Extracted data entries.

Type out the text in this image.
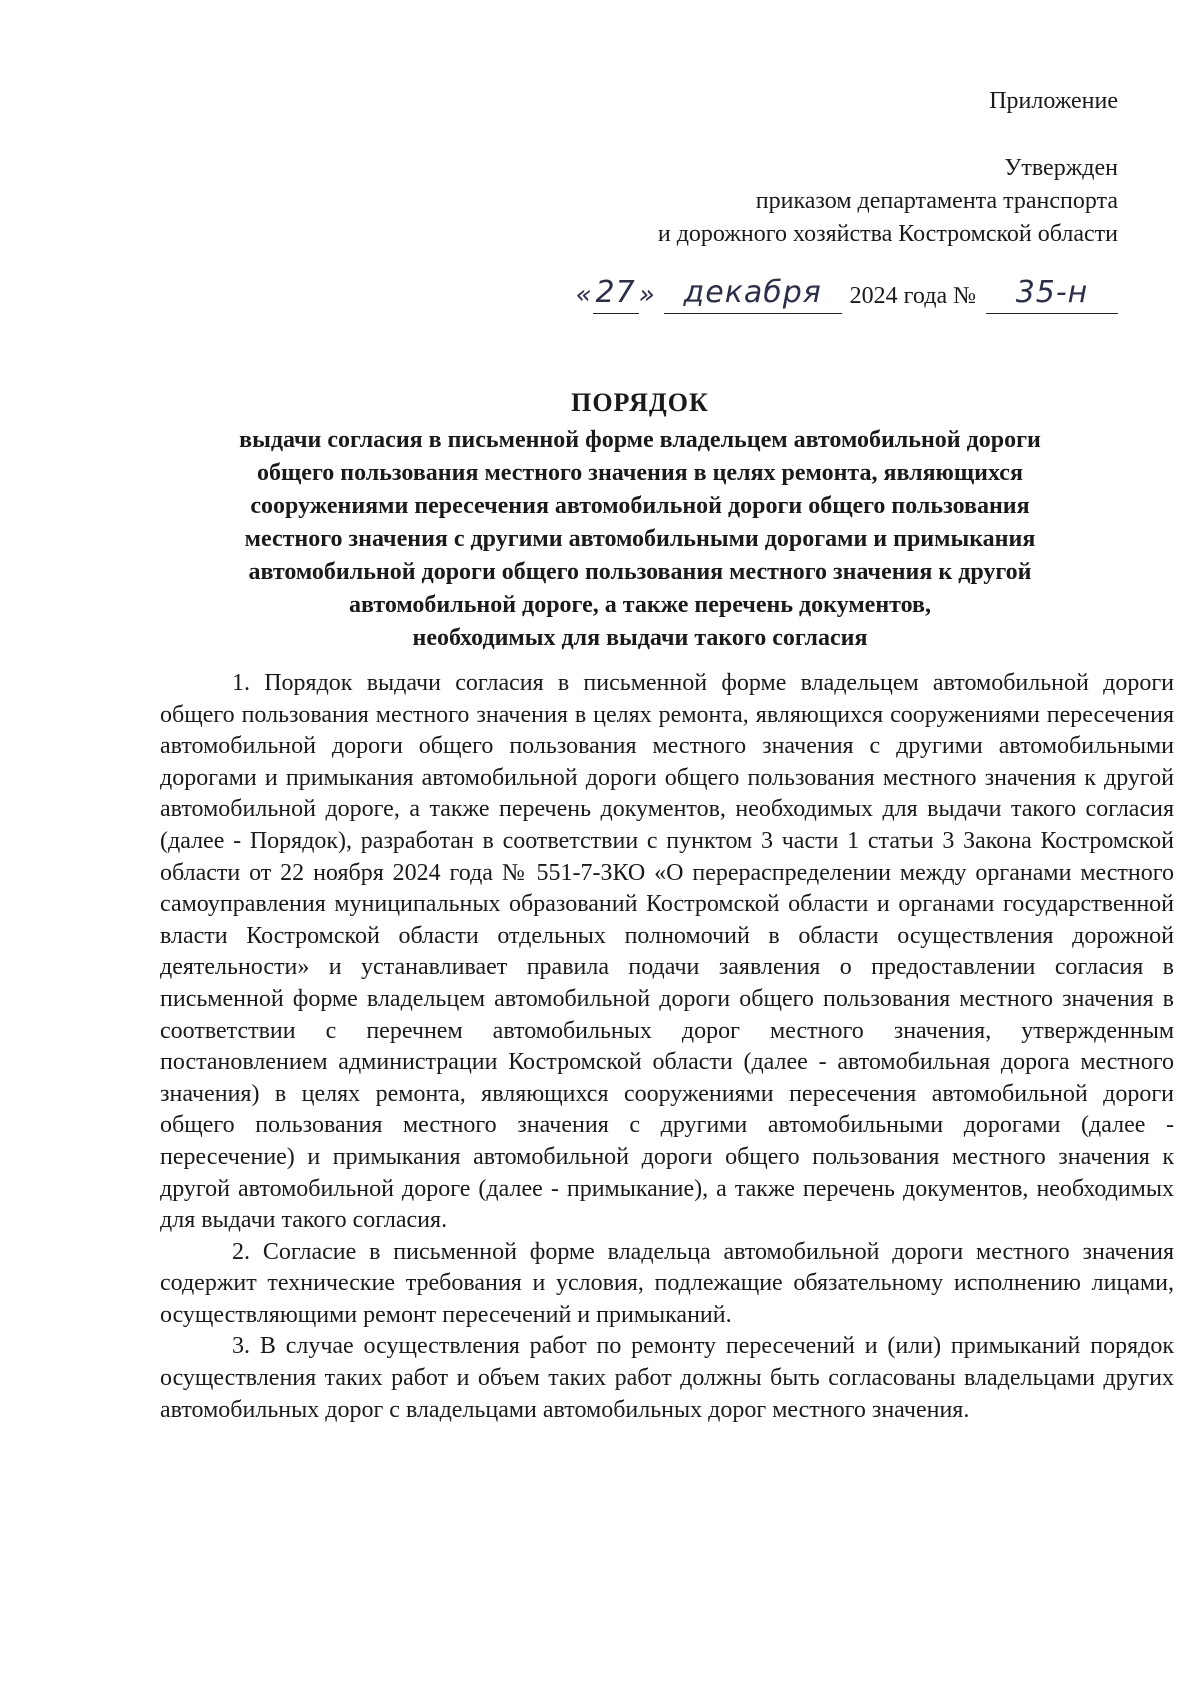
Приложение
Утвержден
приказом департамента транспорта
и дорожного хозяйства Костромской области
« 27 » декабря	2024 года №	35-н
ПОРЯДОК
выдачи согласия в письменной форме владельцем автомобильной дороги
общего пользования местного значения в целях ремонта, являющихся
сооружениями пересечения автомобильной дороги общего пользования
местного значения с другими автомобильными дорогами и примыкания
автомобильной дороги общего пользования местного значения к другой
автомобильной дороге, а также перечень документов,
необходимых для выдачи такого согласия

1. Порядок выдачи согласия в письменной форме владельцем автомобильной дороги общего пользования местного значения в целях ремонта, являющихся сооружениями пересечения автомобильной дороги общего пользования местного значения с другими автомобильными дорогами и примыкания автомобильной дороги общего пользования местного значения к другой автомобильной дороге, а также перечень документов, необходимых для выдачи такого согласия (далее - Порядок), разработан в соответствии с пунктом 3 части 1 статьи 3 Закона Костромской области от 22 ноября 2024 года № 551-7-ЗКО «О перераспределении между органами местного самоуправления муниципальных образований Костромской области и органами государственной власти Костромской области отдельных полномочий в области осуществления дорожной деятельности» и устанавливает правила подачи заявления о предоставлении согласия в письменной форме владельцем автомобильной дороги общего пользования местного значения в соответствии с перечнем автомобильных дорог местного значения, утвержденным постановлением администрации Костромской области (далее - автомобильная дорога местного значения) в целях ремонта, являющихся сооружениями пересечения автомобильной дороги общего пользования местного значения с другими автомобильными дорогами (далее - пересечение) и примыкания автомобильной дороги общего пользования местного значения к другой автомобильной дороге (далее - примыкание), а также перечень документов, необходимых для выдачи такого согласия.

2. Согласие в письменной форме владельца автомобильной дороги местного значения содержит технические требования и условия, подлежащие обязательному исполнению лицами, осуществляющими ремонт пересечений и примыканий.

3. В случае осуществления работ по ремонту пересечений и (или) примыканий порядок осуществления таких работ и объем таких работ должны быть согласованы владельцами других автомобильных дорог с владельцами автомобильных дорог местного значения.
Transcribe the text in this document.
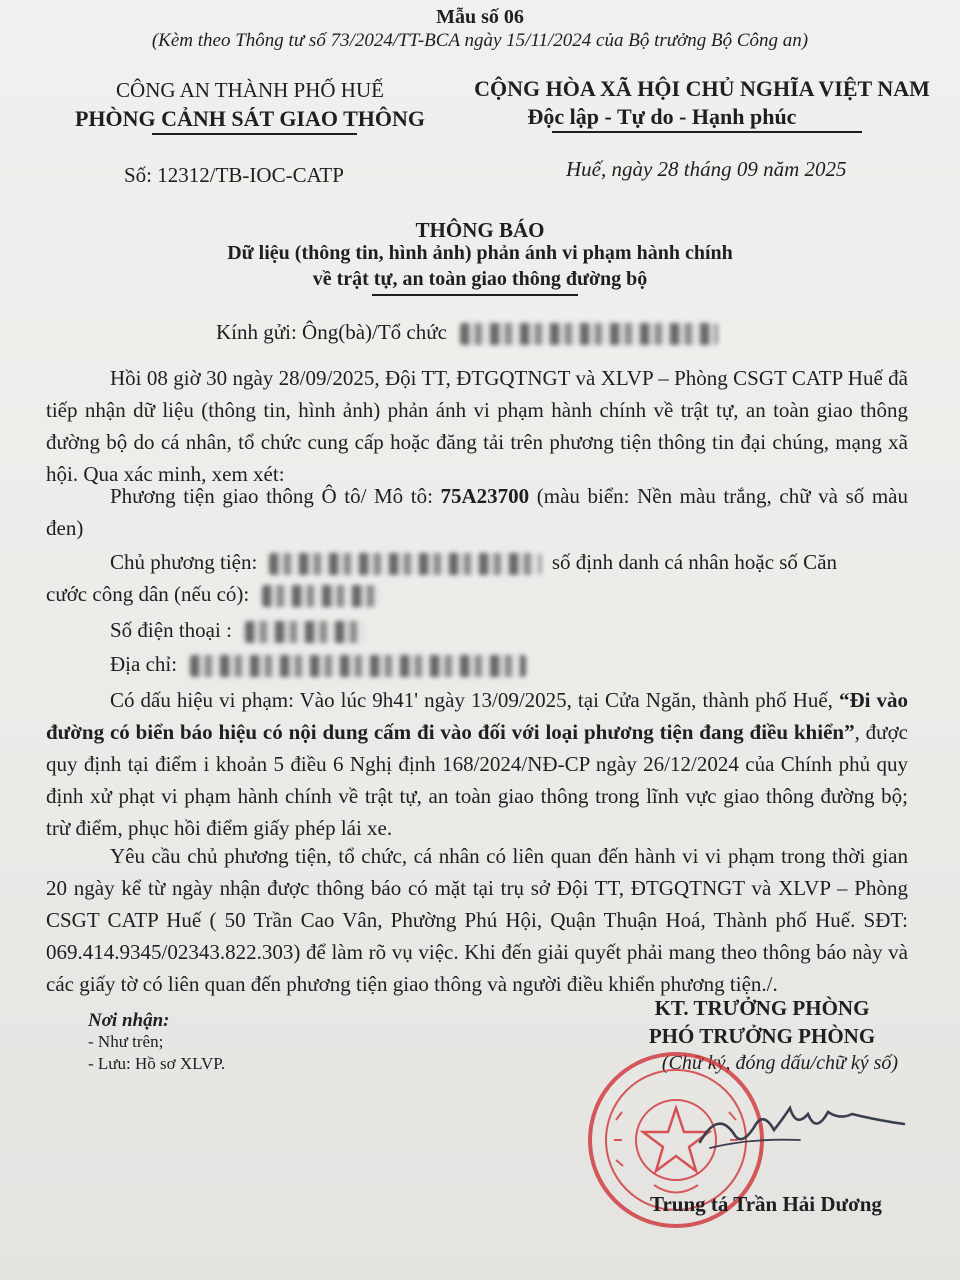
Mẫu số 06
(Kèm theo Thông tư số 73/2024/TT-BCA ngày 15/11/2024 của Bộ trưởng Bộ Công an)
CÔNG AN THÀNH PHỐ HUẾ
PHÒNG CẢNH SÁT GIAO THÔNG
CỘNG HÒA XÃ HỘI CHỦ NGHĨA VIỆT NAM
Độc lập - Tự do - Hạnh phúc
Số: 12312/TB-IOC-CATP	Huế, ngày 28 tháng 09 năm 2025
THÔNG BÁO
Dữ liệu (thông tin, hình ảnh) phản ánh vi phạm hành chính
về trật tự, an toàn giao thông đường bộ
Kính gửi: Ông(bà)/Tổ chức
Hồi 08 giờ 30 ngày 28/09/2025, Đội TT, ĐTGQTNGT và XLVP – Phòng CSGT CATP Huế đã tiếp nhận dữ liệu (thông tin, hình ảnh) phản ánh vi phạm hành chính về trật tự, an toàn giao thông đường bộ do cá nhân, tổ chức cung cấp hoặc đăng tải trên phương tiện thông tin đại chúng, mạng xã hội. Qua xác minh, xem xét:
Phương tiện giao thông Ô tô/ Mô tô: 75A23700 (màu biển: Nền màu trắng, chữ và số màu đen)
Chủ phương tiện:	số định danh cá nhân hoặc số Căn
cước công dân (nếu có):
Số điện thoại :
Địa chỉ:
Có dấu hiệu vi phạm: Vào lúc 9h41' ngày 13/09/2025, tại Cửa Ngăn, thành phố Huế, “Đi vào đường có biển báo hiệu có nội dung cấm đi vào đối với loại phương tiện đang điều khiển”, được quy định tại điểm i khoản 5 điều 6 Nghị định 168/2024/NĐ-CP ngày 26/12/2024 của Chính phủ quy định xử phạt vi phạm hành chính về trật tự, an toàn giao thông trong lĩnh vực giao thông đường bộ; trừ điểm, phục hồi điểm giấy phép lái xe.
Yêu cầu chủ phương tiện, tổ chức, cá nhân có liên quan đến hành vi vi phạm trong thời gian 20 ngày kể từ ngày nhận được thông báo có mặt tại trụ sở Đội TT, ĐTGQTNGT và XLVP – Phòng CSGT CATP Huế ( 50 Trần Cao Vân, Phường Phú Hội, Quận Thuận Hoá, Thành phố Huế. SĐT: 069.414.9345/02343.822.303) để làm rõ vụ việc. Khi đến giải quyết phải mang theo thông báo này và các giấy tờ có liên quan đến phương tiện giao thông và người điều khiển phương tiện./.
Nơi nhận:
- Như trên;
- Lưu: Hồ sơ XLVP.
KT. TRƯỞNG PHÒNG
PHÓ TRƯỞNG PHÒNG
(Chữ ký, đóng dấu/chữ ký số)
Trung tá Trần Hải Dương
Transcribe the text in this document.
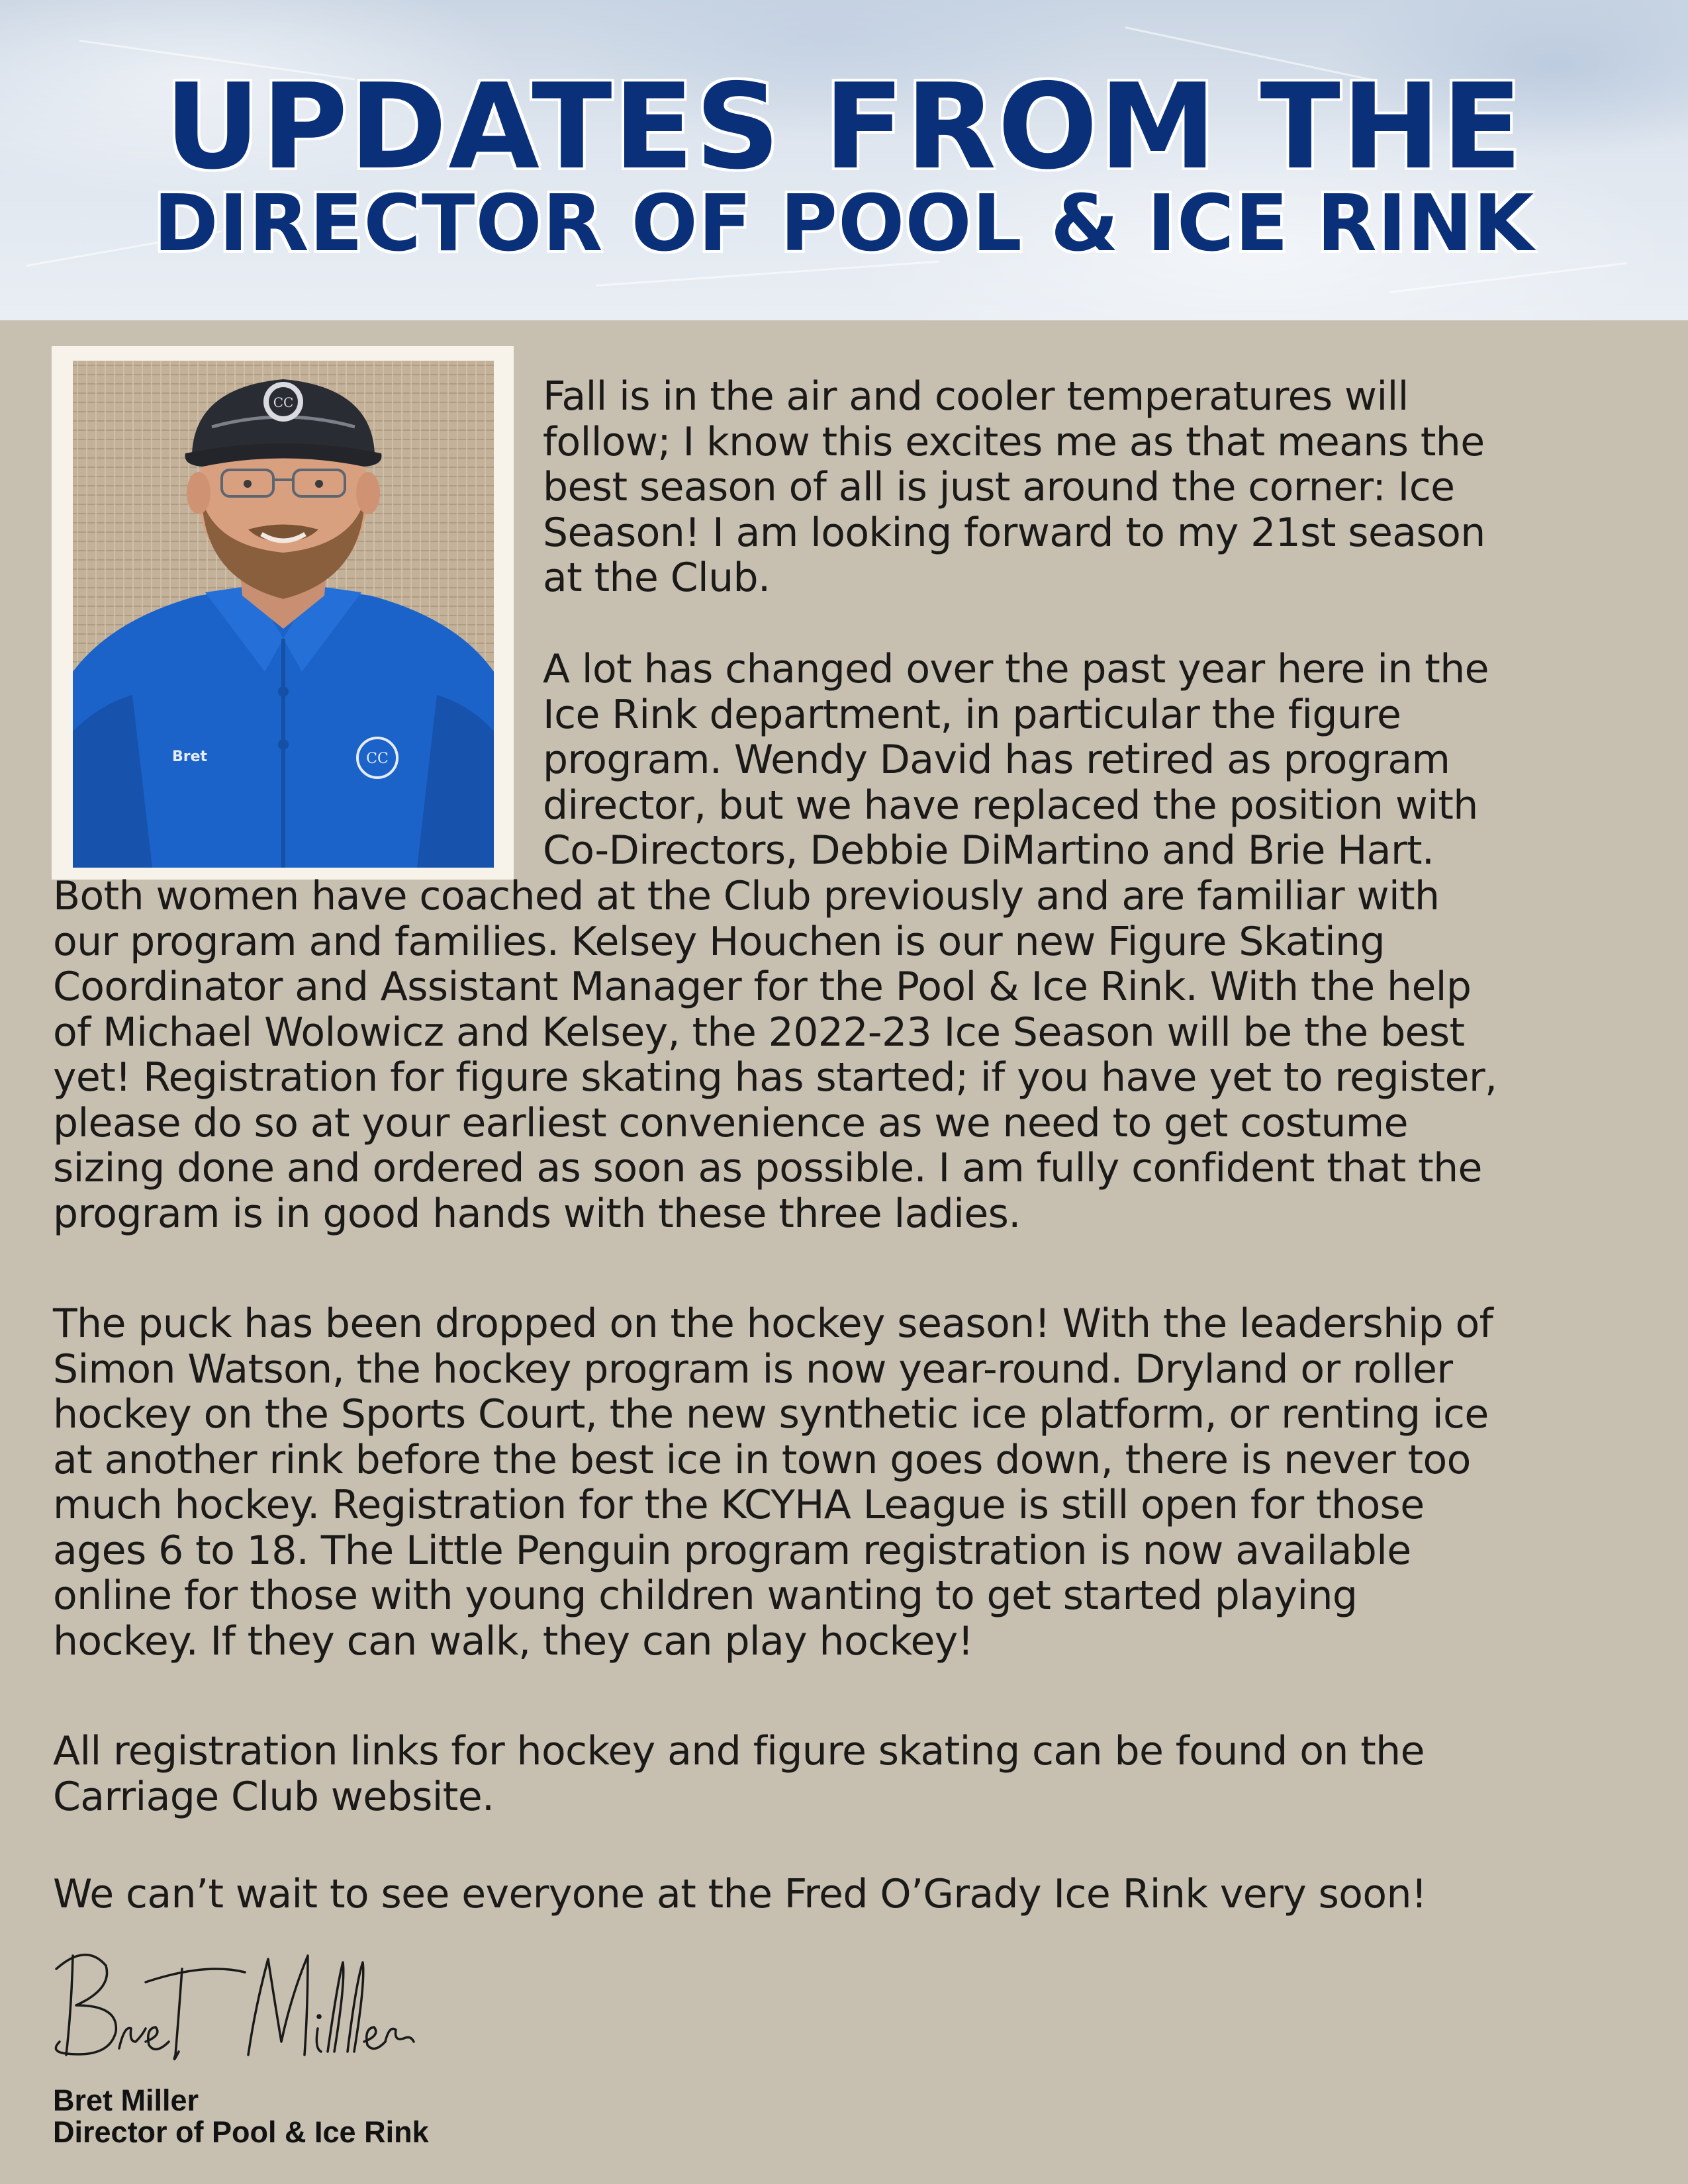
UPDATES FROM THE
DIRECTOR OF POOL & ICE RINK
CC
CC
Bret
Fall is in the air and cooler temperatures will
follow; I know this excites me as that means the
best season of all is just around the corner: Ice
Season! I am looking forward to my 21st season
at the Club.
A lot has changed over the past year here in the
Ice Rink department, in particular the figure
program. Wendy David has retired as program
director, but we have replaced the position with
Co-Directors, Debbie DiMartino and Brie Hart.
Both women have coached at the Club previously and are familiar with
our program and families. Kelsey Houchen is our new Figure Skating
Coordinator and Assistant Manager for the Pool & Ice Rink. With the help
of Michael Wolowicz and Kelsey, the 2022-23 Ice Season will be the best
yet! Registration for figure skating has started; if you have yet to register,
please do so at your earliest convenience as we need to get costume
sizing done and ordered as soon as possible. I am fully confident that the
program is in good hands with these three ladies.
The puck has been dropped on the hockey season! With the leadership of
Simon Watson, the hockey program is now year-round. Dryland or roller
hockey on the Sports Court, the new synthetic ice platform, or renting ice
at another rink before the best ice in town goes down, there is never too
much hockey. Registration for the KCYHA League is still open for those
ages 6 to 18. The Little Penguin program registration is now available
online for those with young children wanting to get started playing
hockey. If they can walk, they can play hockey!
All registration links for hockey and figure skating can be found on the
Carriage Club website.
We can’t wait to see everyone at the Fred O’Grady Ice Rink very soon!
Bret Miller
Director of Pool & Ice Rink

Request. In the material above, find each line that contains the word "program", and select it.

Answer to the task.
program. Wendy David has retired as program
our program and families. Kelsey Houchen is our new Figure Skating
program is in good hands with these three ladies.
Simon Watson, the hockey program is now year-round. Dryland or roller
ages 6 to 18. The Little Penguin program registration is now available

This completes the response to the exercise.